- _Given data_:
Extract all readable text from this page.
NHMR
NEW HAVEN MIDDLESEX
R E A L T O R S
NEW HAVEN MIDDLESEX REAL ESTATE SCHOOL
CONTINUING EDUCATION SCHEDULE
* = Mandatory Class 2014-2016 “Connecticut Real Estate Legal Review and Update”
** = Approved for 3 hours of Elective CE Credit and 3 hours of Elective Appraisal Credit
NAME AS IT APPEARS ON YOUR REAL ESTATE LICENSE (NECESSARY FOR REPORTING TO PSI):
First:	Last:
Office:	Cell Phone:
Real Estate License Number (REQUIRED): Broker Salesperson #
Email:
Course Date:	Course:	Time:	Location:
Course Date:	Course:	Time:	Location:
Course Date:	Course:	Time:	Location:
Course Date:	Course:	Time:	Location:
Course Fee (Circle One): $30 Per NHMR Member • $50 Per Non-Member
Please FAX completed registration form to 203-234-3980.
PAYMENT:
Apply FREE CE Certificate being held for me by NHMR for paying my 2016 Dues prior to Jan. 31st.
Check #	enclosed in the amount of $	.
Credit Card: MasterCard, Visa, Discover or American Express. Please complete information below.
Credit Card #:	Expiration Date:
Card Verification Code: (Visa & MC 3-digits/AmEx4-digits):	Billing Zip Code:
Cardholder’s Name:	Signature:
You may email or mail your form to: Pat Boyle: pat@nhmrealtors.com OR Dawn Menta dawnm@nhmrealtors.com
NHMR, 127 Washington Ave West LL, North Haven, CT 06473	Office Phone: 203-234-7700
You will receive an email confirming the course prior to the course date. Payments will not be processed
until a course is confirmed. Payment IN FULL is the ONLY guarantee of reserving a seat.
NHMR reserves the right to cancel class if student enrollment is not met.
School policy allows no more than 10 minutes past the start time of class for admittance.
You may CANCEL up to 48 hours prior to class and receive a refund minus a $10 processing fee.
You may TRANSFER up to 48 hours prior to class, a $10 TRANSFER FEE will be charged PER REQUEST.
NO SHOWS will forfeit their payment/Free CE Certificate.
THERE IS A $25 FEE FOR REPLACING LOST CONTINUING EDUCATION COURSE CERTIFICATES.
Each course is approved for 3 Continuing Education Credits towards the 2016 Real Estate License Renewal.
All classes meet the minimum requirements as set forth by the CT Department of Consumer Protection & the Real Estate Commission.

- _Instruction_: Copy all of the data exactly.

- _The answer_:
Extract all readable text from this page.
NHMR
NEW HAVEN MIDDLESEX
R E A L T O R S
NEW HAVEN MIDDLESEX REAL ESTATE SCHOOL
CONTINUING EDUCATION SCHEDULE
* = Mandatory Class 2014-2016 “Connecticut Real Estate Legal Review and Update”
** = Approved for 3 hours of Elective CE Credit and 3 hours of Elective Appraisal Credit
NAME AS IT APPEARS ON YOUR REAL ESTATE LICENSE (NECESSARY FOR REPORTING TO PSI):
First:	Last:
Office:	Cell Phone:
Real Estate License Number (REQUIRED): Broker Salesperson #
Email:
Course Date:	Course:	Time:	Location:
Course Date:	Course:	Time:	Location:
Course Date:	Course:	Time:	Location:
Course Date:	Course:	Time:	Location:
Course Fee (Circle One): $30 Per NHMR Member • $50 Per Non-Member
Please FAX completed registration form to 203-234-3980.
PAYMENT:
Apply FREE CE Certificate being held for me by NHMR for paying my 2016 Dues prior to Jan. 31st.
Check #	enclosed in the amount of $	.
Credit Card: MasterCard, Visa, Discover or American Express. Please complete information below.
Credit Card #:	Expiration Date:
Card Verification Code: (Visa & MC 3-digits/AmEx4-digits):	Billing Zip Code:
Cardholder’s Name:	Signature:
You may email or mail your form to: Pat Boyle: pat@nhmrealtors.com OR Dawn Menta dawnm@nhmrealtors.com
NHMR, 127 Washington Ave West LL, North Haven, CT 06473	Office Phone: 203-234-7700
You will receive an email confirming the course prior to the course date. Payments will not be processed
until a course is confirmed. Payment IN FULL is the ONLY guarantee of reserving a seat.
NHMR reserves the right to cancel class if student enrollment is not met.
School policy allows no more than 10 minutes past the start time of class for admittance.
You may CANCEL up to 48 hours prior to class and receive a refund minus a $10 processing fee.
You may TRANSFER up to 48 hours prior to class, a $10 TRANSFER FEE will be charged PER REQUEST.
NO SHOWS will forfeit their payment/Free CE Certificate.
THERE IS A $25 FEE FOR REPLACING LOST CONTINUING EDUCATION COURSE CERTIFICATES.
Each course is approved for 3 Continuing Education Credits towards the 2016 Real Estate License Renewal.
All classes meet the minimum requirements as set forth by the CT Department of Consumer Protection & the Real Estate Commission.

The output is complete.